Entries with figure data
>> Start

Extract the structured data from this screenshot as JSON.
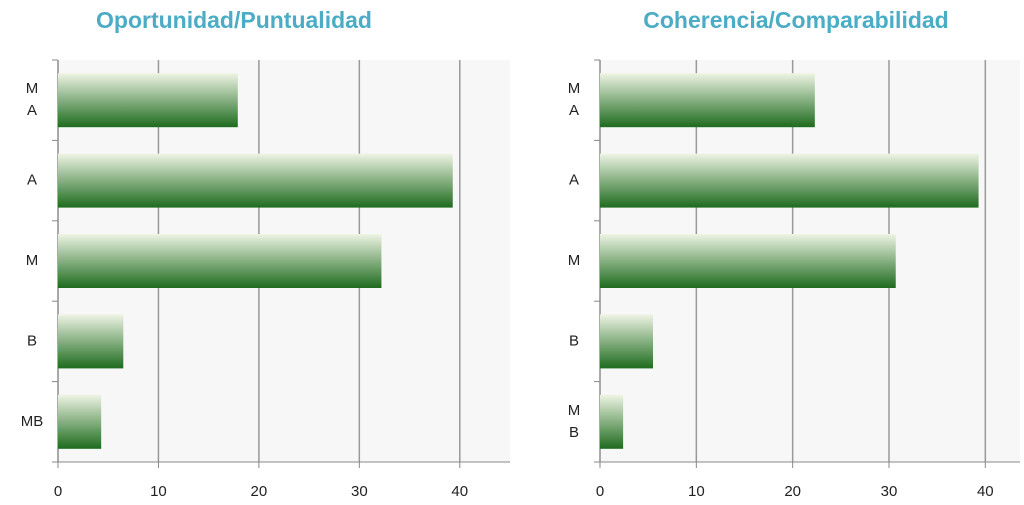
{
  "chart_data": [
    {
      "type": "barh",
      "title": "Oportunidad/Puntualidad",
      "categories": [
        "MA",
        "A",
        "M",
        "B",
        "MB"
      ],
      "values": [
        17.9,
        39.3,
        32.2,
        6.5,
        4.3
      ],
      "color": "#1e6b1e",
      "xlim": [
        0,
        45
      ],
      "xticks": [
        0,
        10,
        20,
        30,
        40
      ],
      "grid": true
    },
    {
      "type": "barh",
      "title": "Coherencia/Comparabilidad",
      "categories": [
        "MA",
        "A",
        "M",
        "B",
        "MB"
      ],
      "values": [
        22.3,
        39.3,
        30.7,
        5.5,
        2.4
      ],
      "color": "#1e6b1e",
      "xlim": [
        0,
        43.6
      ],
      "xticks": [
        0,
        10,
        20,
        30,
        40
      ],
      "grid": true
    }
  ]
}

>> End

## Task requirements:
Skipping the pictures, transcribe each line above exactly as it appears.

## Solution to this task:
Extract the structured data from this screenshot as JSON.
{
  "chart_data": [
    {
      "type": "barh",
      "title": "Oportunidad/Puntualidad",
      "categories": [
        "MA",
        "A",
        "M",
        "B",
        "MB"
      ],
      "values": [
        17.9,
        39.3,
        32.2,
        6.5,
        4.3
      ],
      "color": "#1e6b1e",
      "xlim": [
        0,
        45
      ],
      "xticks": [
        0,
        10,
        20,
        30,
        40
      ],
      "grid": true
    },
    {
      "type": "barh",
      "title": "Coherencia/Comparabilidad",
      "categories": [
        "MA",
        "A",
        "M",
        "B",
        "MB"
      ],
      "values": [
        22.3,
        39.3,
        30.7,
        5.5,
        2.4
      ],
      "color": "#1e6b1e",
      "xlim": [
        0,
        43.6
      ],
      "xticks": [
        0,
        10,
        20,
        30,
        40
      ],
      "grid": true
    }
  ]
}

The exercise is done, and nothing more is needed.